> [GIVEN REQUEST]
Sort through the entries below and pull out lines containing the word "tensorflow".

####################

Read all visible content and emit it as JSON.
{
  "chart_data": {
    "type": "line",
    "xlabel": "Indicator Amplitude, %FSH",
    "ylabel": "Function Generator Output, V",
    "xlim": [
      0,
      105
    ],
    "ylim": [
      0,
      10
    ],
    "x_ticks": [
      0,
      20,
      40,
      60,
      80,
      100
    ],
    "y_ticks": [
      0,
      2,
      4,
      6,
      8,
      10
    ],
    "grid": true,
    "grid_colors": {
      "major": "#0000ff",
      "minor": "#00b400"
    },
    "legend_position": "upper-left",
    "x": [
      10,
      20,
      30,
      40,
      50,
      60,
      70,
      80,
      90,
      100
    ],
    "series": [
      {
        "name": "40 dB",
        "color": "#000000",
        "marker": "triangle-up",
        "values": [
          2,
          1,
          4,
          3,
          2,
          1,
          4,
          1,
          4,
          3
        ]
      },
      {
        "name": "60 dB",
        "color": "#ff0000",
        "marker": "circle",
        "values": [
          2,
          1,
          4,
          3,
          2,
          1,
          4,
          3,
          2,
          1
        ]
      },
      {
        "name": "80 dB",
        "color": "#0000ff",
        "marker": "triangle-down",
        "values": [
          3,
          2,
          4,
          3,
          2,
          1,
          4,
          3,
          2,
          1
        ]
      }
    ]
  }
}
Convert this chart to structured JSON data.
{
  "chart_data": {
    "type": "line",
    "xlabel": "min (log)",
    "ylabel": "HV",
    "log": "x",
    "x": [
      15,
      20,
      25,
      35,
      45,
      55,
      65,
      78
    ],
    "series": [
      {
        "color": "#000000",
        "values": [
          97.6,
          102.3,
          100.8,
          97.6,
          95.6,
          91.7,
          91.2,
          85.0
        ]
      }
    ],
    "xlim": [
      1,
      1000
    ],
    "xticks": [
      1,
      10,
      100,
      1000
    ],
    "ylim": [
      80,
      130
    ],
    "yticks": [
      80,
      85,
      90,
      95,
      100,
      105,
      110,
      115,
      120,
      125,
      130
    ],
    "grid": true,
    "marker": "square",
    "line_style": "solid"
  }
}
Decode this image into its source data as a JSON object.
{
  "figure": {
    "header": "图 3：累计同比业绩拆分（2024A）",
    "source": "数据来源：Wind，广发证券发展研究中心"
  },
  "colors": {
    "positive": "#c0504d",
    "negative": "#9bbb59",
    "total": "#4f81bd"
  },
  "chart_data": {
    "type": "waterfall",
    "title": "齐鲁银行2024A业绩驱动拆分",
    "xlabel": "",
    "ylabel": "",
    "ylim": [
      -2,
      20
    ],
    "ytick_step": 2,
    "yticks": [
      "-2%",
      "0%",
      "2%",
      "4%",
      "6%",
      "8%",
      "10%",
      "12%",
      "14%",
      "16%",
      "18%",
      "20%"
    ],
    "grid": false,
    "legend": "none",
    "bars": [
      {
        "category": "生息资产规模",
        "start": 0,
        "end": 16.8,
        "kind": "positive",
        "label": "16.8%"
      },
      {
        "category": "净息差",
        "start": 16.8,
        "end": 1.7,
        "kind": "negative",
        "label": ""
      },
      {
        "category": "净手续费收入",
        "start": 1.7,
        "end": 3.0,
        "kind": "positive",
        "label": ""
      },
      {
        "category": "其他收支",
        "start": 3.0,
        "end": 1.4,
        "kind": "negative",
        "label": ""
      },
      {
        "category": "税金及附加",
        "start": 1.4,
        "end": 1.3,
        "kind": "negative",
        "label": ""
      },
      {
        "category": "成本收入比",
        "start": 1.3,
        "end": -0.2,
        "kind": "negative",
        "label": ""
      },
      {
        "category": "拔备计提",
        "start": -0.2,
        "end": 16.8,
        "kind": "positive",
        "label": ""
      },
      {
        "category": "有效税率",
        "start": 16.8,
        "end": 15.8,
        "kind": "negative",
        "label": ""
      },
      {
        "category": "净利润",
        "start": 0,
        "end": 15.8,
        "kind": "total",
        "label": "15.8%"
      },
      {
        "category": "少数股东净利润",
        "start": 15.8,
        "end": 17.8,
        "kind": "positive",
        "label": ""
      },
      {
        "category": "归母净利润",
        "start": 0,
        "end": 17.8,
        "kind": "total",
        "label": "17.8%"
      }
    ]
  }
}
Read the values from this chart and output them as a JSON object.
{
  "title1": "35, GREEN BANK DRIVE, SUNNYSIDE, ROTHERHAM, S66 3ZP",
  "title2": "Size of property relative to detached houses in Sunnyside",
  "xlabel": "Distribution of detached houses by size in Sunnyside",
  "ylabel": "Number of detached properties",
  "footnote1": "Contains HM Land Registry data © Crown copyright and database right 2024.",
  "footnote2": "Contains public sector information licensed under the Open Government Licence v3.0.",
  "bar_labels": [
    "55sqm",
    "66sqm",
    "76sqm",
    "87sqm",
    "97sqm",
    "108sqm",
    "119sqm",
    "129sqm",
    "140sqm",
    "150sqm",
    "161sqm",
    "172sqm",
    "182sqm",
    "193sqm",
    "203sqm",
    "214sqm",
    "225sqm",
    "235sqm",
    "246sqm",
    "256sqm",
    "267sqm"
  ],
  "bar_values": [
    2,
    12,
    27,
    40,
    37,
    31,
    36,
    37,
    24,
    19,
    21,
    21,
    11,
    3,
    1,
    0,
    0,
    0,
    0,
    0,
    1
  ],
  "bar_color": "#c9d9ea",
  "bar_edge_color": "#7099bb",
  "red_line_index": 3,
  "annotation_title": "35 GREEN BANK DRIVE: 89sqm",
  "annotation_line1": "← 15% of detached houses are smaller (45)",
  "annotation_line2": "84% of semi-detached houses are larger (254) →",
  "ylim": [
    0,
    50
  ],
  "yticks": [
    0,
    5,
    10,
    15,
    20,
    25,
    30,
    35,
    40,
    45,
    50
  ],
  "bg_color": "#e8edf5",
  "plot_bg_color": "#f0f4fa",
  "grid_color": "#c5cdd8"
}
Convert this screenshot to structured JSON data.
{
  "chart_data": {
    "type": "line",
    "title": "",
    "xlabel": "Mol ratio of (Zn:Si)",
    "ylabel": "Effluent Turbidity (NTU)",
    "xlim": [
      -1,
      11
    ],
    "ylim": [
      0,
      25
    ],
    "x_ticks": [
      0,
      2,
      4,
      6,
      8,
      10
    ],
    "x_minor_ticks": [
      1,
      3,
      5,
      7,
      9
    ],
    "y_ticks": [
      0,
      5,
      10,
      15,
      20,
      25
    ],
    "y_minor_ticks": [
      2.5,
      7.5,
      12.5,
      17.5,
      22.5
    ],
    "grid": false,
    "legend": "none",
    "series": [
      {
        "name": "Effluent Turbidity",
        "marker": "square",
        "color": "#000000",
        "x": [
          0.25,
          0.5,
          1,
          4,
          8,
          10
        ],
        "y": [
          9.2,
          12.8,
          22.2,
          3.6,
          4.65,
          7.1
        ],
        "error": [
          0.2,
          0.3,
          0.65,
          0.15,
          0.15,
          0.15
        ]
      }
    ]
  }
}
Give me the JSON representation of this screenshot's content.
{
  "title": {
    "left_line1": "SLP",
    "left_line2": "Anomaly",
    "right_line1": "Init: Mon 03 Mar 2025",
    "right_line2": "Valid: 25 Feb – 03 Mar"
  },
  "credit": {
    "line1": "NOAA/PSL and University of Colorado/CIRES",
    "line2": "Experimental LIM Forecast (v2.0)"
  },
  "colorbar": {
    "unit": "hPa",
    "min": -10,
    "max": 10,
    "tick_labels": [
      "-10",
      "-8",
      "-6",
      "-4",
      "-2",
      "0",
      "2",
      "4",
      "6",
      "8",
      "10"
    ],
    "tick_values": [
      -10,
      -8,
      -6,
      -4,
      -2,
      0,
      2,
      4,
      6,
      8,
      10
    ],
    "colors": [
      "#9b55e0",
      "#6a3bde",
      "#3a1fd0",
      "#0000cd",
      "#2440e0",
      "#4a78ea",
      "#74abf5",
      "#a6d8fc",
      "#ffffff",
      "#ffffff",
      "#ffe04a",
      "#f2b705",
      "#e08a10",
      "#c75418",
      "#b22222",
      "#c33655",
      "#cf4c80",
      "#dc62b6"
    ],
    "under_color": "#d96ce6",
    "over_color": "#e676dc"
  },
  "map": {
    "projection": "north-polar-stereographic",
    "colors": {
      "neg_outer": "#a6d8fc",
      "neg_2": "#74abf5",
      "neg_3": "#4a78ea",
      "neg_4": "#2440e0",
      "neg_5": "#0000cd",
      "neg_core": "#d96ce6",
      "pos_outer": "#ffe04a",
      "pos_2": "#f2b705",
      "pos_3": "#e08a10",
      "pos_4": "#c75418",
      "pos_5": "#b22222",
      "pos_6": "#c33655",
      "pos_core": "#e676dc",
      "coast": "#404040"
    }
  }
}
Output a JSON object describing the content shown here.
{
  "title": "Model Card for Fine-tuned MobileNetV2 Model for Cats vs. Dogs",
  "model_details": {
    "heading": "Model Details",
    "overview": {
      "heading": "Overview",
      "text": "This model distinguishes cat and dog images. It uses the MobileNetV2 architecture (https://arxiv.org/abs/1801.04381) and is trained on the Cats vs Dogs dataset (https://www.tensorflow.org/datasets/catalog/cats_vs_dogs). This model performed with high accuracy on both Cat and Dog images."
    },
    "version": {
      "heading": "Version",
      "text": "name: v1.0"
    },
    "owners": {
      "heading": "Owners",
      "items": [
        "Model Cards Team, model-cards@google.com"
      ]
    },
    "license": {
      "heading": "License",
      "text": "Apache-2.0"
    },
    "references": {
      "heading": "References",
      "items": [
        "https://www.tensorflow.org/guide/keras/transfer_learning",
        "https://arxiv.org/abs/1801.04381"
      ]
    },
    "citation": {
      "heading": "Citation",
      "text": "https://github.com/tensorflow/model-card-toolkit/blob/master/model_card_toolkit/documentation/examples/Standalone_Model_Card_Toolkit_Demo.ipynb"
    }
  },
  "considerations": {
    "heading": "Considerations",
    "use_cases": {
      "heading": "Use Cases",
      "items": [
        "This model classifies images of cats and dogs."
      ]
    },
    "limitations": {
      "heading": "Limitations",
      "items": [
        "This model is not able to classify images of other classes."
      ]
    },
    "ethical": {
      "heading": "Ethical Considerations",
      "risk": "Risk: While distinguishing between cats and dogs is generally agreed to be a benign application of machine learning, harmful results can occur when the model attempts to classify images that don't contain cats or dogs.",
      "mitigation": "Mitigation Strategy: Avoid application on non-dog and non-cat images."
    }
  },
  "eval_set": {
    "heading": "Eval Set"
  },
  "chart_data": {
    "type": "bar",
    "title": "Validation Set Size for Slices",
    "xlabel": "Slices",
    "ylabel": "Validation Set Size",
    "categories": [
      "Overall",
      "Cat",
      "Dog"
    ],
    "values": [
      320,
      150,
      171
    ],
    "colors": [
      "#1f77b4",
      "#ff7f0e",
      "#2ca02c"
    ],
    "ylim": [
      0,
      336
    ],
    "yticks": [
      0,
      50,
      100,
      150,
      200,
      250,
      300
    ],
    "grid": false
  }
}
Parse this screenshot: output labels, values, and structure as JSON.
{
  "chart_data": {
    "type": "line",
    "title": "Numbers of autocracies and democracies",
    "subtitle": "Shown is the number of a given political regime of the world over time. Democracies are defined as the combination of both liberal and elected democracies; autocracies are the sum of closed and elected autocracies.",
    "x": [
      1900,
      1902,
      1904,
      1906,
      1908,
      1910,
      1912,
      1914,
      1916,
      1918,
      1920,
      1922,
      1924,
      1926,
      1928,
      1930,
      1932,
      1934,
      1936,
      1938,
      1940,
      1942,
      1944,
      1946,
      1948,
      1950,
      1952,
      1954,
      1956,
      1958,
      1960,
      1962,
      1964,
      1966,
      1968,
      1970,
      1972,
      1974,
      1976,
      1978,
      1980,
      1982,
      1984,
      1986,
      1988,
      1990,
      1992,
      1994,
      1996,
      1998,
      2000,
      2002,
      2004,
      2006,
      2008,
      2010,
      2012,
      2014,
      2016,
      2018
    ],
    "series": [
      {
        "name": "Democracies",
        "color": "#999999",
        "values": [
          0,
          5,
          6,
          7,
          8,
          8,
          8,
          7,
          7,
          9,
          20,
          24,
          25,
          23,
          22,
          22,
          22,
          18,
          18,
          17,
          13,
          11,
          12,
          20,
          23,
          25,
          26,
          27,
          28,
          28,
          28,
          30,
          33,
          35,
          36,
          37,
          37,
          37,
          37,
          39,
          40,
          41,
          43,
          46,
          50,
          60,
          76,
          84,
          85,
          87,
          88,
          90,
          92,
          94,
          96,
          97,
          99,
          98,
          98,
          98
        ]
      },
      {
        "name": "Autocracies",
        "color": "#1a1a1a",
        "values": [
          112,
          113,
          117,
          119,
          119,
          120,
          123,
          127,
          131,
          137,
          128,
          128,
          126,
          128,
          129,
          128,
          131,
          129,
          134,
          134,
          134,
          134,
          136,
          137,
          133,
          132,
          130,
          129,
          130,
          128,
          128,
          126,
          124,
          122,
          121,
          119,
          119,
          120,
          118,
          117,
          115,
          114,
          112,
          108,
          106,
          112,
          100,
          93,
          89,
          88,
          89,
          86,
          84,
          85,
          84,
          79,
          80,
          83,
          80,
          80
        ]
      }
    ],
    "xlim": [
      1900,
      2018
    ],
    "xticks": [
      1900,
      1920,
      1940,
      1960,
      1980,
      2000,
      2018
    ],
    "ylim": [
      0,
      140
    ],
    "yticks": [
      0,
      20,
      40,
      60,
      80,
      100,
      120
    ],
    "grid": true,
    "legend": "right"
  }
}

####################

> [WRITTEN SOLUTION]
      "text": "This model distinguishes cat and dog images. It uses the MobileNetV2 architecture (https://arxiv.org/abs/1801.04381) and is trained on the Cats vs Dogs dataset (https://www.tensorflow.org/datasets/catalog/cats_vs_dogs). This model performed with high accuracy on both Cat and Dog images."
        "https://www.tensorflow.org/guide/keras/transfer_learning",
      "text": "https://github.com/tensorflow/model-card-toolkit/blob/master/model_card_toolkit/documentation/examples/Standalone_Model_Card_Toolkit_Demo.ipynb"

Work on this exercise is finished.